- _What you have to do_: Note each line that includes the word "JSON". Copy those lines.

- _Material for this exercise_:
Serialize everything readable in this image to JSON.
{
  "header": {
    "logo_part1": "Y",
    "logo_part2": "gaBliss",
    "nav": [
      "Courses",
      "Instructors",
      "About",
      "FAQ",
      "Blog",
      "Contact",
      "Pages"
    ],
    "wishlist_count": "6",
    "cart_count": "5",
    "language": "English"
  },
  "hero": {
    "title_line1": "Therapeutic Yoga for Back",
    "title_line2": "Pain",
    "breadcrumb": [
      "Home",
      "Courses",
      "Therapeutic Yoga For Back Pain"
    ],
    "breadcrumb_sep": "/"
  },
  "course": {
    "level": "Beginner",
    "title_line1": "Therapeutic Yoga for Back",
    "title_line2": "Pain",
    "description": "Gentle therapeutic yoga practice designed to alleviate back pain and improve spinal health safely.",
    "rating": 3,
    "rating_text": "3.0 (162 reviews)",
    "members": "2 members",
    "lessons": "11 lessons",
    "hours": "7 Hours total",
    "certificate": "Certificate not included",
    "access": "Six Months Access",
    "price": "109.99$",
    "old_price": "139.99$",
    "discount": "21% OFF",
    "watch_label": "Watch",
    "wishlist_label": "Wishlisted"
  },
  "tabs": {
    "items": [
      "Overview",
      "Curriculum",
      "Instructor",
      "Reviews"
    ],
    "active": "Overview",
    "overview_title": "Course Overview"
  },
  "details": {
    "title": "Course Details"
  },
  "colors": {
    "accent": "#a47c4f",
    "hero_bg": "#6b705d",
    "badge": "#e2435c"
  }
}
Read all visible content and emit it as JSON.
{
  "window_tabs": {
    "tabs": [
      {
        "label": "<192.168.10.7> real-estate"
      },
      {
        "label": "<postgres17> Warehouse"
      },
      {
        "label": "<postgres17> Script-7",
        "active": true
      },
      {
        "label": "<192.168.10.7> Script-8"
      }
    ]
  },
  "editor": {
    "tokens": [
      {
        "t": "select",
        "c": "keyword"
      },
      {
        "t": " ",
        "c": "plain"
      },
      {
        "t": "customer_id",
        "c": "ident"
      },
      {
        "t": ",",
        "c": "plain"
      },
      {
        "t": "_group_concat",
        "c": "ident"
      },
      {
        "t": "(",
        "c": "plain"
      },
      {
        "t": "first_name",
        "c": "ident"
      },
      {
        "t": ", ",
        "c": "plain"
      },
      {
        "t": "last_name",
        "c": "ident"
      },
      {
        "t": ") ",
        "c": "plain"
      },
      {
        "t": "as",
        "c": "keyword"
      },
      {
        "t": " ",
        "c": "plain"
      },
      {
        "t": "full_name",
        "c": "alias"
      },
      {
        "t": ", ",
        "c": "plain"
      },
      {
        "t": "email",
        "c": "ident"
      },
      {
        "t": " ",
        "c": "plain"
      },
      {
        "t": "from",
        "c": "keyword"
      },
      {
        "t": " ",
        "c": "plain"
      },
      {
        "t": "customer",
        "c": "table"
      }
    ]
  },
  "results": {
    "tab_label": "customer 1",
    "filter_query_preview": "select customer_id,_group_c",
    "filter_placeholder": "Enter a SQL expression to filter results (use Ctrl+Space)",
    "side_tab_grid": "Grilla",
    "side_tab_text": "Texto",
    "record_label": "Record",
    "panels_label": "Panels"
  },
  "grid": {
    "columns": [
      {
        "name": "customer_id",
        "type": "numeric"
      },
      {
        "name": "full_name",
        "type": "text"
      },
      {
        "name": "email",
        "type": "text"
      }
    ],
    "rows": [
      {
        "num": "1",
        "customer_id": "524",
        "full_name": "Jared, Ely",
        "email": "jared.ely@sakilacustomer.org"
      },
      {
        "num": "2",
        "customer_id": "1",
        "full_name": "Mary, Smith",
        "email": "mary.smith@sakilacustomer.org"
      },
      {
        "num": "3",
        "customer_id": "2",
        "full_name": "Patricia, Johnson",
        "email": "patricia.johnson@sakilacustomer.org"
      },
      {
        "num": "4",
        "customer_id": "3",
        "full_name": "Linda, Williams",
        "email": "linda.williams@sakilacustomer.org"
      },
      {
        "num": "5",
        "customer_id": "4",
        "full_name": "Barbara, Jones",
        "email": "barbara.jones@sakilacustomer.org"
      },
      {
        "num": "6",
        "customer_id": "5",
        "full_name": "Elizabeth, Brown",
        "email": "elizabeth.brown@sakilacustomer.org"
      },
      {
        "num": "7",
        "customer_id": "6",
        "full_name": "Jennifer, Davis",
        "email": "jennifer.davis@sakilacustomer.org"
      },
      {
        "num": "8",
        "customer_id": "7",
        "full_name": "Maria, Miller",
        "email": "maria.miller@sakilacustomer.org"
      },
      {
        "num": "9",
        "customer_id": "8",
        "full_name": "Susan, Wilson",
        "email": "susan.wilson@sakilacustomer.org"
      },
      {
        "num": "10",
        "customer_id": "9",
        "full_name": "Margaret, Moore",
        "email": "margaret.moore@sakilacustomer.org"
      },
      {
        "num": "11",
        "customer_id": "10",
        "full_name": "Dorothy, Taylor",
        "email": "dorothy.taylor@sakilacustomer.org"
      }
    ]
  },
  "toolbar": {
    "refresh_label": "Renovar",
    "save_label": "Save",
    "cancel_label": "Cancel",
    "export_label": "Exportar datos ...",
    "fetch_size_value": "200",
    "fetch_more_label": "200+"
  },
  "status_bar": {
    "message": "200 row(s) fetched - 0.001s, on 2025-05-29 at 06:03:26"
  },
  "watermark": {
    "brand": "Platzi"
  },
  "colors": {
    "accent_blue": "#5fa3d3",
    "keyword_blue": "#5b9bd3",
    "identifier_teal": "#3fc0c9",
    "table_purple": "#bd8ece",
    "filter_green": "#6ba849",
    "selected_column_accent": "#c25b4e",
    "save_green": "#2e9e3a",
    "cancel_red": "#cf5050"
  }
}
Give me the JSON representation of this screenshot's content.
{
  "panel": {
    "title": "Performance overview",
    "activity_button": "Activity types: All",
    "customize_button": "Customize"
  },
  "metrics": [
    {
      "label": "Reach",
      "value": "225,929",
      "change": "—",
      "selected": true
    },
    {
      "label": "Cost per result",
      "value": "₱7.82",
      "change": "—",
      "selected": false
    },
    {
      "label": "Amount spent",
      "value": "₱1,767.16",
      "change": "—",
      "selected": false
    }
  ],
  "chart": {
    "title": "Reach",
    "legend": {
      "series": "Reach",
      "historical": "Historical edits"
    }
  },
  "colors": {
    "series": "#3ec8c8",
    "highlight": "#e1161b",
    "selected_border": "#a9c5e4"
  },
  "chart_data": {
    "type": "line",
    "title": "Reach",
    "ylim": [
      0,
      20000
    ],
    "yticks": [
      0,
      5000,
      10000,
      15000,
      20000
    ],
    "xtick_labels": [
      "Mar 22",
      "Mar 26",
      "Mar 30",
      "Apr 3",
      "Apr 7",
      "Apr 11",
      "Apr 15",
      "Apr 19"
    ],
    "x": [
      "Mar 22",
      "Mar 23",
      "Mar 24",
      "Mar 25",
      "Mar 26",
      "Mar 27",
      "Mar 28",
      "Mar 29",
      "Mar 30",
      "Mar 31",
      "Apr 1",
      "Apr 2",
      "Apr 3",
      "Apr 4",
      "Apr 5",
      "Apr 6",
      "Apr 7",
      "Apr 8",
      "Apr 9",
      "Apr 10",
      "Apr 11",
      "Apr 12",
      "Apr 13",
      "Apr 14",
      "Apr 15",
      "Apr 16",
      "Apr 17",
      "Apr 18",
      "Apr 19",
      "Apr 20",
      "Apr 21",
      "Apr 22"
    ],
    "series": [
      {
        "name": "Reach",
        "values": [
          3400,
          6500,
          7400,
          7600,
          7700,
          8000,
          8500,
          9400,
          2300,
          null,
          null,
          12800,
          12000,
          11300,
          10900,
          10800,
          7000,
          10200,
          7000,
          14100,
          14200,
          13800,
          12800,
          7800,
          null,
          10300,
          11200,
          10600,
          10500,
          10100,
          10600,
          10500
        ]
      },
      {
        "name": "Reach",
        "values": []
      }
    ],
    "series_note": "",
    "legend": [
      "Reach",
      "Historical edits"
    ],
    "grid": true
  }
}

- _Solution to the exercise_:
Serialize everything readable in this image to JSON.
Read all visible content and emit it as JSON.
Give me the JSON representation of this screenshot's content.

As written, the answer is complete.